▸ **Prompt**
Using the records below, please work out how many lines contain "icon"; answer with the number alone.
━━━━━━━━━━━━━━━━━━━━
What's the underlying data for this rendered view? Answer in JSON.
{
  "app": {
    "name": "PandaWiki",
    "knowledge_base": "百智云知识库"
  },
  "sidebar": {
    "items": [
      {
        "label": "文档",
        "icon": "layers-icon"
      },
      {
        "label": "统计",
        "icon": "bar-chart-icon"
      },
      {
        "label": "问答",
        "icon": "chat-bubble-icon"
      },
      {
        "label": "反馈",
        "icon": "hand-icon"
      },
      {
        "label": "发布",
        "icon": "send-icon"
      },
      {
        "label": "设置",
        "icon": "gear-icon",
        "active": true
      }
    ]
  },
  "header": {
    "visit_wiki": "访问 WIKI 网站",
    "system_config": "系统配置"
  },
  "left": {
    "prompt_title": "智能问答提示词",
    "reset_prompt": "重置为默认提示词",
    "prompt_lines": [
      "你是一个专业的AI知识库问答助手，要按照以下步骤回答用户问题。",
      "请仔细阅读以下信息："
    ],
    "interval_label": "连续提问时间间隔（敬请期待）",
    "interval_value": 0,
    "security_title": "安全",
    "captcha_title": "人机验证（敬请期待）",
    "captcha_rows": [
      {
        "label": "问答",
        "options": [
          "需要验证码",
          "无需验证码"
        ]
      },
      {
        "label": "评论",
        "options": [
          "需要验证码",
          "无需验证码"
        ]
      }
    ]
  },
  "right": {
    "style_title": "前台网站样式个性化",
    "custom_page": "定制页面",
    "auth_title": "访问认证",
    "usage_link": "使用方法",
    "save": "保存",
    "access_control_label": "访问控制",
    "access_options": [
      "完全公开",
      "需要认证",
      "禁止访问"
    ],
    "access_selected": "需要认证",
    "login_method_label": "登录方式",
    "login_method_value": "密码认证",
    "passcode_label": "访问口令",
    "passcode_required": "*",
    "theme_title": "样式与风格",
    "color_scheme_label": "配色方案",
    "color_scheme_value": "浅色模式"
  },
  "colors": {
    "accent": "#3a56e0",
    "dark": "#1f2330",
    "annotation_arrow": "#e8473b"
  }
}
━━━━━━━━━━━━━━━━━━━━
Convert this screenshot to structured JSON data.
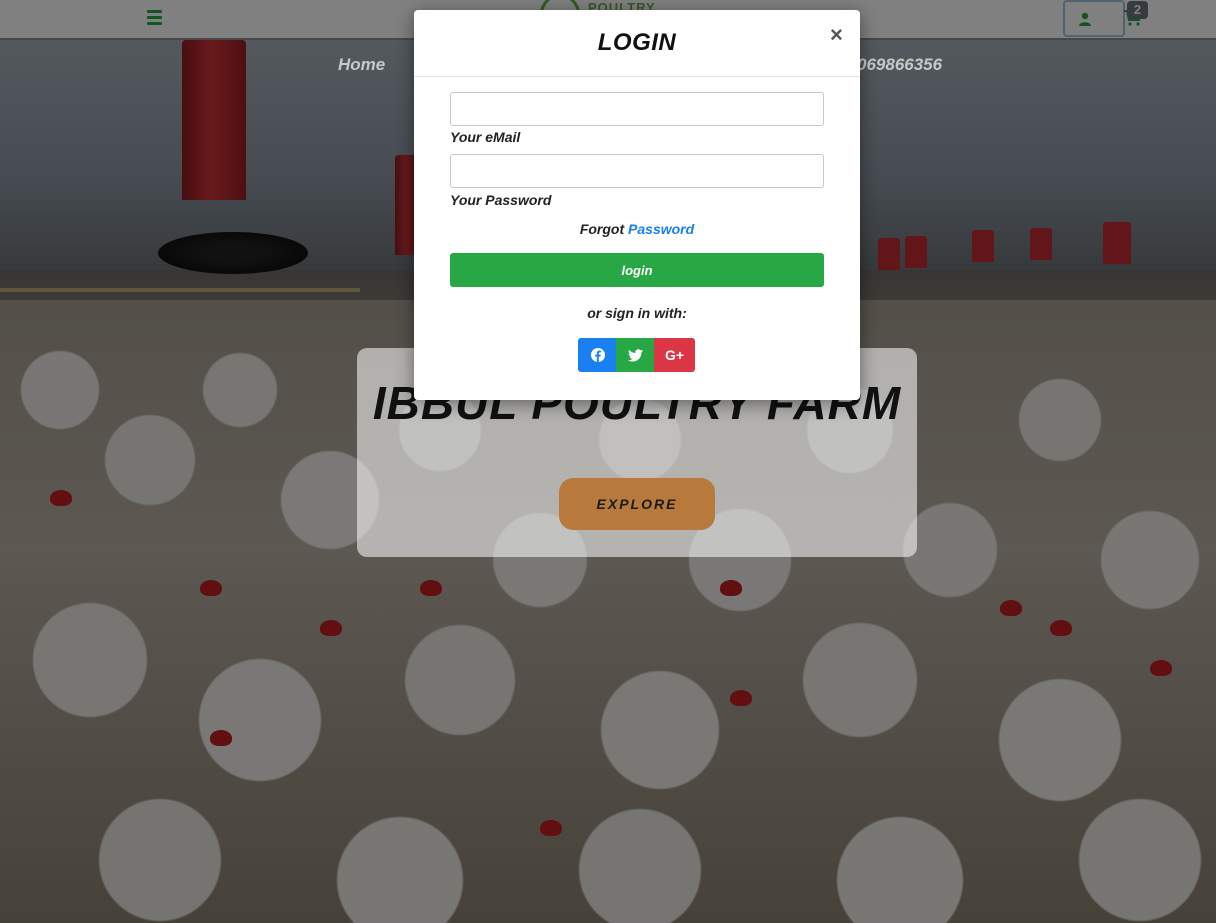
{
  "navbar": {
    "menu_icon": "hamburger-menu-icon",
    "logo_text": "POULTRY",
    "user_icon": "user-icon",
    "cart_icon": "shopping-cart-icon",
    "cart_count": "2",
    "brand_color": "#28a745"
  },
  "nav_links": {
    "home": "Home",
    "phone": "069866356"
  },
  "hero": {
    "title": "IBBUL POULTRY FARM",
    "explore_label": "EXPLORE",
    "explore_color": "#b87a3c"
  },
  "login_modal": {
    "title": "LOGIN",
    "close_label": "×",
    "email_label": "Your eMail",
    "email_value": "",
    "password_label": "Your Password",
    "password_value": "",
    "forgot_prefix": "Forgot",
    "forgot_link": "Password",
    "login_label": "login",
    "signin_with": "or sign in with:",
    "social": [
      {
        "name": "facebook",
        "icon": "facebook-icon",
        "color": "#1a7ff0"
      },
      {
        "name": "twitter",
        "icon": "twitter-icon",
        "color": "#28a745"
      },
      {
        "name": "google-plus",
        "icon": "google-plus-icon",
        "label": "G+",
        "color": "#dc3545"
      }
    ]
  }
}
━━━━━━━━━━━━━━━━━━━━
▸ **Result of this exercise**
12